══ LISTED ENTRIES
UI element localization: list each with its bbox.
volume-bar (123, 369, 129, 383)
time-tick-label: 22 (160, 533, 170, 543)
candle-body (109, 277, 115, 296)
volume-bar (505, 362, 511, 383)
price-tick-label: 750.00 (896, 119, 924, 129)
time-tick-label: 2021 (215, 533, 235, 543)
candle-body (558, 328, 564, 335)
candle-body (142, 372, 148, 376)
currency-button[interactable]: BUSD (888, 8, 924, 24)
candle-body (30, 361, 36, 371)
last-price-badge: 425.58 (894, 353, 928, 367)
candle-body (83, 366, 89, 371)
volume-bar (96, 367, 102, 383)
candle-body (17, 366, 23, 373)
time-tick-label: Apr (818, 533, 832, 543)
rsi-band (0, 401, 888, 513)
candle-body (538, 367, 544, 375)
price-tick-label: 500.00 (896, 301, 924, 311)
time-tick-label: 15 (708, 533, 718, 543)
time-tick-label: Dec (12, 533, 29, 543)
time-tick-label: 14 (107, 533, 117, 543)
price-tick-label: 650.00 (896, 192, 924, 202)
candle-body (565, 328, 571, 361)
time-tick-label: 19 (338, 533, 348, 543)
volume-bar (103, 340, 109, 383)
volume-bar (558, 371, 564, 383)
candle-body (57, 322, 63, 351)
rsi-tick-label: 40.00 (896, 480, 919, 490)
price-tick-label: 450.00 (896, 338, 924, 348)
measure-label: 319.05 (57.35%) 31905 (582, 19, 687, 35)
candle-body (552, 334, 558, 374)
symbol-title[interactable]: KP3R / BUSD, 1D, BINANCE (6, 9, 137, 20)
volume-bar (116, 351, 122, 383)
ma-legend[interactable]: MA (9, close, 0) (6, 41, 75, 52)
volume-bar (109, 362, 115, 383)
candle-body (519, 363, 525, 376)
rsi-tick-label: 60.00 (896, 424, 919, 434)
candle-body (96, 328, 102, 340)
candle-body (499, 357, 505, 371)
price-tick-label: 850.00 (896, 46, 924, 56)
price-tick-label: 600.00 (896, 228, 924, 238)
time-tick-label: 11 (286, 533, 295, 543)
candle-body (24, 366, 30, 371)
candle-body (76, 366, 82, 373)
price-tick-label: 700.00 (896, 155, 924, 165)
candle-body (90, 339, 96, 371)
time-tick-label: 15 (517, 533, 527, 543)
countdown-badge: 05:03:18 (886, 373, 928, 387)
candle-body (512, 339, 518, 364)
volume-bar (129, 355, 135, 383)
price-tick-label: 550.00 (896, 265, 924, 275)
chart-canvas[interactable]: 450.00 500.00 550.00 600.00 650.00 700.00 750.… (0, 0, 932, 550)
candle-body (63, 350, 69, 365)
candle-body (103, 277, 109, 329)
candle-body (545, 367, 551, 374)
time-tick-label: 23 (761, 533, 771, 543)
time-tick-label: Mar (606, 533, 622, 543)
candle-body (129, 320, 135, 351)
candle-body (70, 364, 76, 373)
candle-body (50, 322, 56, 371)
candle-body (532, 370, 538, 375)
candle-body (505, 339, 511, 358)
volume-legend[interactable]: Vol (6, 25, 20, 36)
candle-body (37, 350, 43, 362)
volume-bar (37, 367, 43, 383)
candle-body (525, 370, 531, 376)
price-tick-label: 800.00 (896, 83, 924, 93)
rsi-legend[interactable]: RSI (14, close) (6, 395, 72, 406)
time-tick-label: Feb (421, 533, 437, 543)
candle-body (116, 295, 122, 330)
════
=== AIM OF THE TASK ===
Repeat every line of the material above word for word, in the same order.

=== TASK RESULT ===
UI element localization: list each with its bbox.
volume-bar (123, 369, 129, 383)
time-tick-label: 22 (160, 533, 170, 543)
candle-body (109, 277, 115, 296)
volume-bar (505, 362, 511, 383)
price-tick-label: 750.00 (896, 119, 924, 129)
time-tick-label: 2021 (215, 533, 235, 543)
candle-body (558, 328, 564, 335)
candle-body (142, 372, 148, 376)
currency-button[interactable]: BUSD (888, 8, 924, 24)
candle-body (30, 361, 36, 371)
last-price-badge: 425.58 (894, 353, 928, 367)
candle-body (83, 366, 89, 371)
volume-bar (96, 367, 102, 383)
candle-body (17, 366, 23, 373)
time-tick-label: Apr (818, 533, 832, 543)
rsi-band (0, 401, 888, 513)
candle-body (538, 367, 544, 375)
price-tick-label: 500.00 (896, 301, 924, 311)
time-tick-label: 15 (708, 533, 718, 543)
time-tick-label: Dec (12, 533, 29, 543)
time-tick-label: 14 (107, 533, 117, 543)
price-tick-label: 650.00 (896, 192, 924, 202)
candle-body (565, 328, 571, 361)
time-tick-label: 19 (338, 533, 348, 543)
volume-bar (103, 340, 109, 383)
volume-bar (558, 371, 564, 383)
candle-body (57, 322, 63, 351)
rsi-tick-label: 40.00 (896, 480, 919, 490)
price-tick-label: 450.00 (896, 338, 924, 348)
measure-label: 319.05 (57.35%) 31905 (582, 19, 687, 35)
candle-body (552, 334, 558, 374)
symbol-title[interactable]: KP3R / BUSD, 1D, BINANCE (6, 9, 137, 20)
volume-bar (116, 351, 122, 383)
ma-legend[interactable]: MA (9, close, 0) (6, 41, 75, 52)
volume-bar (109, 362, 115, 383)
candle-body (519, 363, 525, 376)
rsi-tick-label: 60.00 (896, 424, 919, 434)
candle-body (96, 328, 102, 340)
candle-body (499, 357, 505, 371)
price-tick-label: 850.00 (896, 46, 924, 56)
price-tick-label: 600.00 (896, 228, 924, 238)
time-tick-label: 11 (286, 533, 295, 543)
candle-body (24, 366, 30, 371)
candle-body (76, 366, 82, 373)
price-tick-label: 700.00 (896, 155, 924, 165)
candle-body (90, 339, 96, 371)
time-tick-label: 15 (517, 533, 527, 543)
countdown-badge: 05:03:18 (886, 373, 928, 387)
candle-body (512, 339, 518, 364)
volume-bar (129, 355, 135, 383)
price-tick-label: 550.00 (896, 265, 924, 275)
chart-canvas[interactable]: 450.00 500.00 550.00 600.00 650.00 700.00 750.… (0, 0, 932, 550)
candle-body (63, 350, 69, 365)
candle-body (103, 277, 109, 329)
candle-body (545, 367, 551, 374)
time-tick-label: 23 (761, 533, 771, 543)
time-tick-label: Mar (606, 533, 622, 543)
candle-body (129, 320, 135, 351)
candle-body (70, 364, 76, 373)
candle-body (50, 322, 56, 371)
candle-body (532, 370, 538, 375)
candle-body (505, 339, 511, 358)
volume-legend[interactable]: Vol (6, 25, 20, 36)
candle-body (37, 350, 43, 362)
volume-bar (37, 367, 43, 383)
candle-body (525, 370, 531, 376)
price-tick-label: 800.00 (896, 83, 924, 93)
rsi-legend[interactable]: RSI (14, close) (6, 395, 72, 406)
time-tick-label: Feb (421, 533, 437, 543)
candle-body (116, 295, 122, 330)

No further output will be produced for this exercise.